> OBJECTIVE: Return the records that follow, matching each one exactly.
-----
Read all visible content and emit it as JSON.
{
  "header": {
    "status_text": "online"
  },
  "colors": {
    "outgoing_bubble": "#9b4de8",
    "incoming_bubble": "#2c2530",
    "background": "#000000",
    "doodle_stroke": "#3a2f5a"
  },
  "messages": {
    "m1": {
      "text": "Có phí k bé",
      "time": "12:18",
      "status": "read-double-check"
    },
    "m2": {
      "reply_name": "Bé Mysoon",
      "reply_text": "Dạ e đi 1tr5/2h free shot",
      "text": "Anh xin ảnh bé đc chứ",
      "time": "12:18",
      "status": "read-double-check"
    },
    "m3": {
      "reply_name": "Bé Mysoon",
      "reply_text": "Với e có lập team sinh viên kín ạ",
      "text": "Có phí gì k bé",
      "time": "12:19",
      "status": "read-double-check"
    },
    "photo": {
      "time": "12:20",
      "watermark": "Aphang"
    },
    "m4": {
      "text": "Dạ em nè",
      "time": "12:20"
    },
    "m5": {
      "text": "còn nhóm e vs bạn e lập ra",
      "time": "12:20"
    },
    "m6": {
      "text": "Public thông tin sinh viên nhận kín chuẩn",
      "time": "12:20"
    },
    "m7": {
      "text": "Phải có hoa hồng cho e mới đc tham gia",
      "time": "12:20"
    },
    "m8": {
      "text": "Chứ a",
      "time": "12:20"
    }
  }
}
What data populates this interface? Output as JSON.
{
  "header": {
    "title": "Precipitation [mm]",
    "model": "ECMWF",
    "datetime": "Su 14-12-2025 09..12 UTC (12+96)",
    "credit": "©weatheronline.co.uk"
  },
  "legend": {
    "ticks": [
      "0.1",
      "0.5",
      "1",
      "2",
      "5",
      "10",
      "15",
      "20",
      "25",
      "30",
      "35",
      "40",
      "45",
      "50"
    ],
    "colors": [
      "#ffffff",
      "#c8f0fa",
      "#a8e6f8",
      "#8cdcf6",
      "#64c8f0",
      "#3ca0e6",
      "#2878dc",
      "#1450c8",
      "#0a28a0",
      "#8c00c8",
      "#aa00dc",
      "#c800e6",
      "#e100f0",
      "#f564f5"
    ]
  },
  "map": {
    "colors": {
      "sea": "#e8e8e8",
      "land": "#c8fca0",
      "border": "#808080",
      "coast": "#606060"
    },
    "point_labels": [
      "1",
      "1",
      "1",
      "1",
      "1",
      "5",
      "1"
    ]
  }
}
-----
> TASK SOLUTION:
Read all visible content and emit it as JSON.
{
  "header": {
    "status_text": "online"
  },
  "colors": {
    "outgoing_bubble": "#9b4de8",
    "incoming_bubble": "#2c2530",
    "background": "#000000",
    "doodle_stroke": "#3a2f5a"
  },
  "messages": {
    "m1": {
      "text": "Có phí k bé",
      "time": "12:18",
      "status": "read-double-check"
    },
    "m2": {
      "reply_name": "Bé Mysoon",
      "reply_text": "Dạ e đi 1tr5/2h free shot",
      "text": "Anh xin ảnh bé đc chứ",
      "time": "12:18",
      "status": "read-double-check"
    },
    "m3": {
      "reply_name": "Bé Mysoon",
      "reply_text": "Với e có lập team sinh viên kín ạ",
      "text": "Có phí gì k bé",
      "time": "12:19",
      "status": "read-double-check"
    },
    "photo": {
      "time": "12:20",
      "watermark": "Aphang"
    },
    "m4": {
      "text": "Dạ em nè",
      "time": "12:20"
    },
    "m5": {
      "text": "còn nhóm e vs bạn e lập ra",
      "time": "12:20"
    },
    "m6": {
      "text": "Public thông tin sinh viên nhận kín chuẩn",
      "time": "12:20"
    },
    "m7": {
      "text": "Phải có hoa hồng cho e mới đc tham gia",
      "time": "12:20"
    },
    "m8": {
      "text": "Chứ a",
      "time": "12:20"
    }
  }
}
What data populates this interface? Output as JSON.
{
  "header": {
    "title": "Precipitation [mm]",
    "model": "ECMWF",
    "datetime": "Su 14-12-2025 09..12 UTC (12+96)",
    "credit": "©weatheronline.co.uk"
  },
  "legend": {
    "ticks": [
      "0.1",
      "0.5",
      "1",
      "2",
      "5",
      "10",
      "15",
      "20",
      "25",
      "30",
      "35",
      "40",
      "45",
      "50"
    ],
    "colors": [
      "#ffffff",
      "#c8f0fa",
      "#a8e6f8",
      "#8cdcf6",
      "#64c8f0",
      "#3ca0e6",
      "#2878dc",
      "#1450c8",
      "#0a28a0",
      "#8c00c8",
      "#aa00dc",
      "#c800e6",
      "#e100f0",
      "#f564f5"
    ]
  },
  "map": {
    "colors": {
      "sea": "#e8e8e8",
      "land": "#c8fca0",
      "border": "#808080",
      "coast": "#606060"
    },
    "point_labels": [
      "1",
      "1",
      "1",
      "1",
      "1",
      "5",
      "1"
    ]
  }
}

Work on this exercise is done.